▶ _Material for this exercise_

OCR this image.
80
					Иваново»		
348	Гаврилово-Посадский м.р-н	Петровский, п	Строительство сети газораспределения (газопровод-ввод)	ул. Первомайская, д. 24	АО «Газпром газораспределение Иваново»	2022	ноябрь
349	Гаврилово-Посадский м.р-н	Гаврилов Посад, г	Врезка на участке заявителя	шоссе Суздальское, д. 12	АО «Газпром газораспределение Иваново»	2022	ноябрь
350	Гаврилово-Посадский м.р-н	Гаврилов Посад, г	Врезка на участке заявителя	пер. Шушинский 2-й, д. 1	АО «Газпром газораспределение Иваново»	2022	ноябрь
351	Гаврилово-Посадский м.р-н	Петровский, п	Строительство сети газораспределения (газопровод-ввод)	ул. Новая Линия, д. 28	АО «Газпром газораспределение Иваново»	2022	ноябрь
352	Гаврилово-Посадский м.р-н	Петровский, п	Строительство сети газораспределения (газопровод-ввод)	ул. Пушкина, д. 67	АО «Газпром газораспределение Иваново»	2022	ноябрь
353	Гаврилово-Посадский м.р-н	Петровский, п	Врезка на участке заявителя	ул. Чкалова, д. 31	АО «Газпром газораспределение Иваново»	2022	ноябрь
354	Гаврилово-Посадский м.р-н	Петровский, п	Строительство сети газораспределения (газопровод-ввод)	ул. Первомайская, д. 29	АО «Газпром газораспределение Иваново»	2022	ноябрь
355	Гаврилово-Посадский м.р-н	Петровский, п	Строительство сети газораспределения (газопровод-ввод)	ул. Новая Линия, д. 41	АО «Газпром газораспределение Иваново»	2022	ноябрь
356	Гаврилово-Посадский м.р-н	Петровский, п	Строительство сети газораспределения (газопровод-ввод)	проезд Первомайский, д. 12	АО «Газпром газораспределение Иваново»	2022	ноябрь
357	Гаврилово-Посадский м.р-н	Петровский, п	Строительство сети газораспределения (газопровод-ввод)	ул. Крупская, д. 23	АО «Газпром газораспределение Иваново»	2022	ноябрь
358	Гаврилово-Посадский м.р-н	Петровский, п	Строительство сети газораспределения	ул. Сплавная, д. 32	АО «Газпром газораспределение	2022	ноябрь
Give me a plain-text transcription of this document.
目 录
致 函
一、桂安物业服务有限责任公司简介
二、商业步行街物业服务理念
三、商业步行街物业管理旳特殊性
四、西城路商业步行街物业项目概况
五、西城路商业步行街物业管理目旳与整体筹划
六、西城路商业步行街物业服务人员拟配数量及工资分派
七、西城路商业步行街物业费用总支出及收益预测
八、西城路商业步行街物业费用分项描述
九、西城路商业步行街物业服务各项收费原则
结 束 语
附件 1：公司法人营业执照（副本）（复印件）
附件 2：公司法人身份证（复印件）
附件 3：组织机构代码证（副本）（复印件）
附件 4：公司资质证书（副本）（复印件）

▶ _Set problem_
Restate every record exactly, leaving nothing out.

▶ _Result of the task_
OCR this image.
80
					Иваново»		
348	Гаврилово-Посадский м.р-н	Петровский, п	Строительство сети газораспределения (газопровод-ввод)	ул. Первомайская, д. 24	АО «Газпром газораспределение Иваново»	2022	ноябрь
349	Гаврилово-Посадский м.р-н	Гаврилов Посад, г	Врезка на участке заявителя	шоссе Суздальское, д. 12	АО «Газпром газораспределение Иваново»	2022	ноябрь
350	Гаврилово-Посадский м.р-н	Гаврилов Посад, г	Врезка на участке заявителя	пер. Шушинский 2-й, д. 1	АО «Газпром газораспределение Иваново»	2022	ноябрь
351	Гаврилово-Посадский м.р-н	Петровский, п	Строительство сети газораспределения (газопровод-ввод)	ул. Новая Линия, д. 28	АО «Газпром газораспределение Иваново»	2022	ноябрь
352	Гаврилово-Посадский м.р-н	Петровский, п	Строительство сети газораспределения (газопровод-ввод)	ул. Пушкина, д. 67	АО «Газпром газораспределение Иваново»	2022	ноябрь
353	Гаврилово-Посадский м.р-н	Петровский, п	Врезка на участке заявителя	ул. Чкалова, д. 31	АО «Газпром газораспределение Иваново»	2022	ноябрь
354	Гаврилово-Посадский м.р-н	Петровский, п	Строительство сети газораспределения (газопровод-ввод)	ул. Первомайская, д. 29	АО «Газпром газораспределение Иваново»	2022	ноябрь
355	Гаврилово-Посадский м.р-н	Петровский, п	Строительство сети газораспределения (газопровод-ввод)	ул. Новая Линия, д. 41	АО «Газпром газораспределение Иваново»	2022	ноябрь
356	Гаврилово-Посадский м.р-н	Петровский, п	Строительство сети газораспределения (газопровод-ввод)	проезд Первомайский, д. 12	АО «Газпром газораспределение Иваново»	2022	ноябрь
357	Гаврилово-Посадский м.р-н	Петровский, п	Строительство сети газораспределения (газопровод-ввод)	ул. Крупская, д. 23	АО «Газпром газораспределение Иваново»	2022	ноябрь
358	Гаврилово-Посадский м.р-н	Петровский, п	Строительство сети газораспределения	ул. Сплавная, д. 32	АО «Газпром газораспределение	2022	ноябрь
Give me a plain-text transcription of this document.
目 录
致 函
一、桂安物业服务有限责任公司简介
二、商业步行街物业服务理念
三、商业步行街物业管理旳特殊性
四、西城路商业步行街物业项目概况
五、西城路商业步行街物业管理目旳与整体筹划
六、西城路商业步行街物业服务人员拟配数量及工资分派
七、西城路商业步行街物业费用总支出及收益预测
八、西城路商业步行街物业费用分项描述
九、西城路商业步行街物业服务各项收费原则
结 束 语
附件 1：公司法人营业执照（副本）（复印件）
附件 2：公司法人身份证（复印件）
附件 3：组织机构代码证（副本）（复印件）
附件 4：公司资质证书（副本）（复印件）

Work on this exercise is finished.